** BEGIN **
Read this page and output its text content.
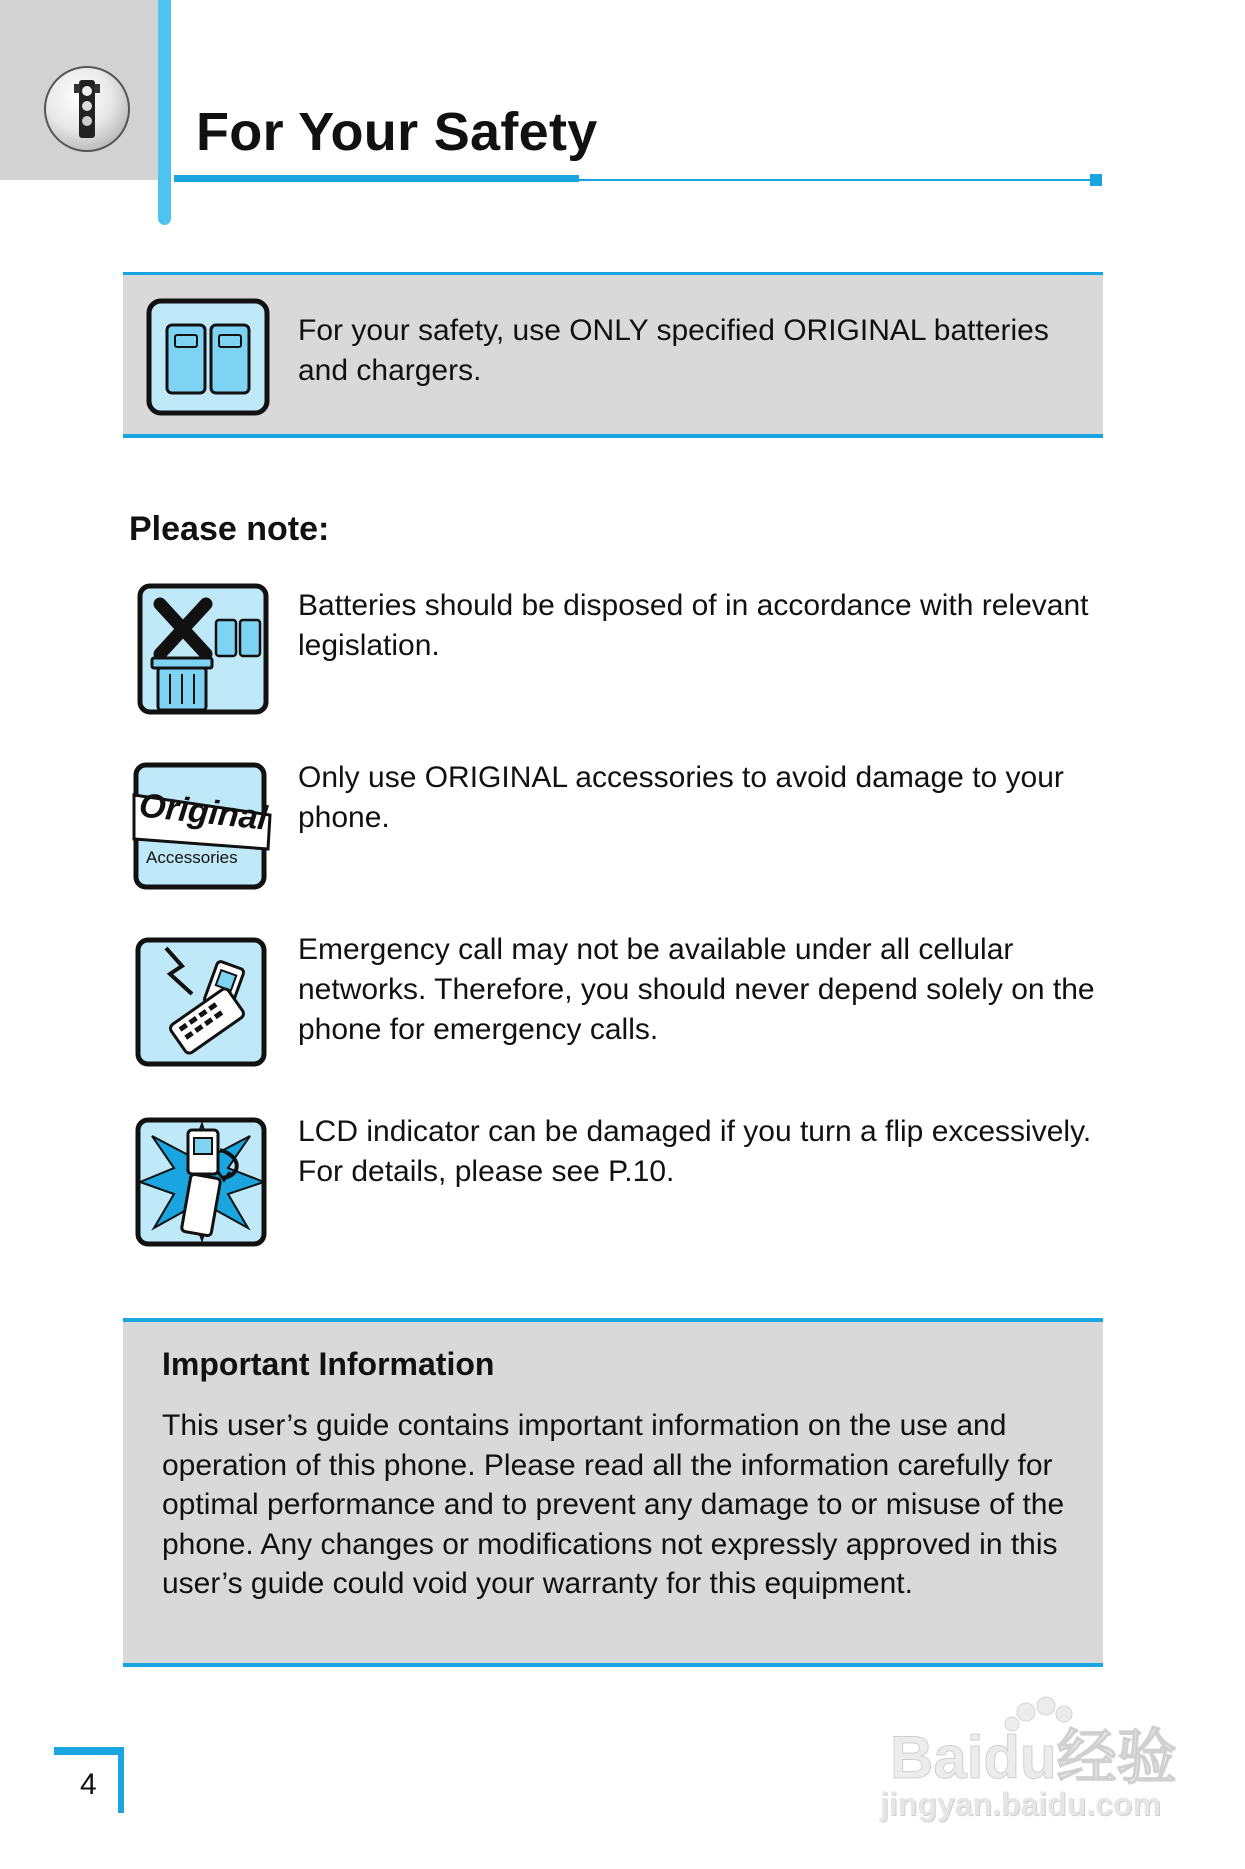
For Your Safety

For your safety, use ONLY specified ORIGINAL batteries and chargers.

Please note:

Batteries should be disposed of in accordance with relevant legislation.

Original
Accessories

Only use ORIGINAL accessories to avoid damage to your phone.

Emergency call may not be available under all cellular networks. Therefore, you should never depend solely on the phone for emergency calls.

LCD indicator can be damaged if you turn a flip excessively. For details, please see P.10.

Important Information

This user’s guide contains important information on the use and operation of this phone. Please read all the information carefully for optimal performance and to prevent any damage to or misuse of the phone. Any changes or modifications not expressly approved in this user’s guide could void your warranty for this equipment.

4	Baidu经验

jingyan.baidu.com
** END **
Copy all lines from the material that include "should".

Batteries should be disposed of in accordance with relevant legislation.
Emergency call may not be available under all cellular networks. Therefore, you should never depend solely on the phone for emergency calls.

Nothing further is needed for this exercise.